* _TEXTE DE LECTURE_:
□ □ □ □ □ □ □

G. Cahour.-  Bonjour Thierry Mariani.
 
Bonjour.
 
Les départs pour Noël sérieusement compliqués par la neige et le verglas. Nous allons commencer avec les aéroports. 2.000 personnes ont dormi dans les aérogares de Roissy Charles de Gaulle. D'abord, vous nous confirmez ce chiffre, Thierry Mariani ?
 
Oui, 2 000 et à peu près 2-3 000 ont aussi dormi dans les chambres d'hôtels.
 
A minuit, on a appris que finalement 50 % des vols étaient annulés aujourd'hui. Qu'est-ce qui s'est passé pour que brusquement la situation dégénère au milieu de la nuit ?
 
Qu'est-ce qui s'est passé ? Eh bien, jusqu'à 16 heures - 17 heures, les choses allaient à peu près bien, c'est-à-dire que comme prévu on avait 25 % d'annulations des vols mais les 75 % restants devaient partir. En réalité, il a neigé quasiment toute la journée, une neige fine sur Roissy, contrairement à Orly, avec une neige qui est collante. Et en réalité qu'est-ce qui a grippé, si je puis dire ? C'est le dégivrage. A savoir, qu'avant, on ne va pas rentrer dans les détails, mais on dégivrait en gros entre 40 et 45 avions chaque heure, on est passé à cause de cette neige collante à 4 avions à l'heure par machine - il y en sept, 4x7 = 28, si je sais bien compter. Donc, à 28 avions par heure...
 
... au lieu de 45, en temps normal.
 
Au lieu de 45 en temps normal, pour dégivrer, mais en réalité il nous en faudrait 70 en temps de départ normal. Et rajoutez à ce moment que la neige étant collante, il faut encore plus de produits, forcément, puisque le dégivrage dure plus longtemps. Donc, ce qui veut dire : 1) toute une série d'annulations absolument pas prévues parce que le dégivrage n'allait pas assez vite ; et 2) comme le dégivrage devait être plus fort, plus dense, compte tenu de la qualité de la neige, plus d'utilisation de produits.

□ □ □ □ □ □ □

* _LIGNES_:
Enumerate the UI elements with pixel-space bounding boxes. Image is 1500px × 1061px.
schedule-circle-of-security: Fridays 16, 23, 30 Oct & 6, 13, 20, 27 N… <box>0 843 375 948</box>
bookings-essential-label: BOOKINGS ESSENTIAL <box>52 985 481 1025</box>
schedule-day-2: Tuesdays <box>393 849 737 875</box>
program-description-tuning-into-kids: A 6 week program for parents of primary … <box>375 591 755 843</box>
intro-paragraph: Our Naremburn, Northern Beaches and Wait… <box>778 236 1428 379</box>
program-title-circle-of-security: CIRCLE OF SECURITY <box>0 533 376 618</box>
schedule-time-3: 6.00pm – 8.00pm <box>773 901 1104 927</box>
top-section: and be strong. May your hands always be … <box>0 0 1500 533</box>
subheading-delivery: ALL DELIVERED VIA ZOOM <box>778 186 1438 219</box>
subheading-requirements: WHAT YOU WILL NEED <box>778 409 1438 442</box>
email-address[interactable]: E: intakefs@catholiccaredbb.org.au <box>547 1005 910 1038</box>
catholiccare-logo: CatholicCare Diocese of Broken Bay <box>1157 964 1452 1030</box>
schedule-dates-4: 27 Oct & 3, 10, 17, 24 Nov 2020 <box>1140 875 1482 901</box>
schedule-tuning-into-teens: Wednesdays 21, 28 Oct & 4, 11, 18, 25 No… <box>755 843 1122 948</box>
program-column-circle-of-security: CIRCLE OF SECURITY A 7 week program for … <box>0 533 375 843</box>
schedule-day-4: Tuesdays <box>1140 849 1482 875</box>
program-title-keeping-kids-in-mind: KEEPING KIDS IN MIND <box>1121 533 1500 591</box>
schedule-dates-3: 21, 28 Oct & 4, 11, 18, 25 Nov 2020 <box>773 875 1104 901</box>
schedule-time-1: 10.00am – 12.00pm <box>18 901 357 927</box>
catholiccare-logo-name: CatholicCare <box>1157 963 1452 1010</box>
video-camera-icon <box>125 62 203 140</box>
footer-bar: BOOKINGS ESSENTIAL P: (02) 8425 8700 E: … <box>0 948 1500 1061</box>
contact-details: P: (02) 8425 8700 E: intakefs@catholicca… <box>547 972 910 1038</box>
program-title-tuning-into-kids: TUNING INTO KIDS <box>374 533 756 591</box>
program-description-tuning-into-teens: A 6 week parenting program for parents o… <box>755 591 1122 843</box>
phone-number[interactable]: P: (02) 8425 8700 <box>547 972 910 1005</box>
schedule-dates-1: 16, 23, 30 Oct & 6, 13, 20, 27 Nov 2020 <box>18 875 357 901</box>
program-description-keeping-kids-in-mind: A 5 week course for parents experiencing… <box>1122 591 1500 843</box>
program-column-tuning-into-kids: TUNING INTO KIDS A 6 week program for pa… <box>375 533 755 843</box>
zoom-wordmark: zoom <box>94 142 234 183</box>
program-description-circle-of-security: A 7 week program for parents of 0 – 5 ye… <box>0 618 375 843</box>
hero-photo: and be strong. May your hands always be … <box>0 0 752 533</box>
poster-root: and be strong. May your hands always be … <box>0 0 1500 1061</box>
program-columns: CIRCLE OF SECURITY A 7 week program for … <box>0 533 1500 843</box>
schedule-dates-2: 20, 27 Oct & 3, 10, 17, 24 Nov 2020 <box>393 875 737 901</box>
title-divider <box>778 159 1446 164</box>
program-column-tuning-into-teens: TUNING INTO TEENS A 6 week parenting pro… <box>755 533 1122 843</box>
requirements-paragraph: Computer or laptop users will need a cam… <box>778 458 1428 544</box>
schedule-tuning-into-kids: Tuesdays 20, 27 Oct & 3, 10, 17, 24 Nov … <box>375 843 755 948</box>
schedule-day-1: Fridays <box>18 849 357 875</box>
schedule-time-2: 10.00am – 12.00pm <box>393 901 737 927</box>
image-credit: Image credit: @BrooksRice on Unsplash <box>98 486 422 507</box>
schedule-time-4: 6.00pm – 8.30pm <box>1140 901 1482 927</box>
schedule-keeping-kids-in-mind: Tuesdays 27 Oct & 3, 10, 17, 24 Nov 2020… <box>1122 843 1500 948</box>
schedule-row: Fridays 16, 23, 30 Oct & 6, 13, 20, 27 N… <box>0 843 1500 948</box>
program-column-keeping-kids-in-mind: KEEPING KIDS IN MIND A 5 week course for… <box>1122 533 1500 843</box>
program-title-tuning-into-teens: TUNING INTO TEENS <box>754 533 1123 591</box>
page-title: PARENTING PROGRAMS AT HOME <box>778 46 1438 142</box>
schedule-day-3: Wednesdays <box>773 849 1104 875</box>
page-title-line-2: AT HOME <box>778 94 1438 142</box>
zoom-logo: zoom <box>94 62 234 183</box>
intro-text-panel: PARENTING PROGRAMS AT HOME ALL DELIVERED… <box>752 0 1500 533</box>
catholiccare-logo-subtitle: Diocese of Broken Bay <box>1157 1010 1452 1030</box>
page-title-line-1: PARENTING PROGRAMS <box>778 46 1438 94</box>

□ □ □ □ □ □ □

* _CONSIGNES_:
A – Répondez brièvement à ces questions sur l'entretien :
(i) Combien de personnes ont dormi dans les aérogares de Roissy Charles de Gaulle ?
(ii) Quelle part des vols devait être annulée selon les prévisions initiales ?
(iii) Combien de machines de dégivrage sont mentionnées ?
B – Relevez tous les pourcentages cités dans l'entretien.
C – Les affirmations suivantes sont-elles conformes à l'entretien ? Répondez par oui ou par non, en citant les mots qui le prouvent.
(i) Un dégivrage plus long nécessite moins de produits.
(ii) Jusqu'en fin d'après-midi, la situation était à peu près normale.
(iii) Environ 2 000 à 3 000 personnes ont dormi à l'hôtel.
Les entrées n'ont aucun lien avec l'entretien.

* _CORRIGÉ_:
A –
(i) 2 000 personnes.
(ii) 25 % des vols.
(iii) Sept machines.

B – 50 %, 25 %, 75 %

C –
(i) Non : « il faut encore plus de produits, forcément, puisque le dégivrage dure plus longtemps ».
(ii) Oui : « jusqu'à 16 heures - 17 heures, les choses allaient à peu près bien ».
(iii) Oui : « à peu près 2-3 000 ont aussi dormi dans les chambres d'hôtels ».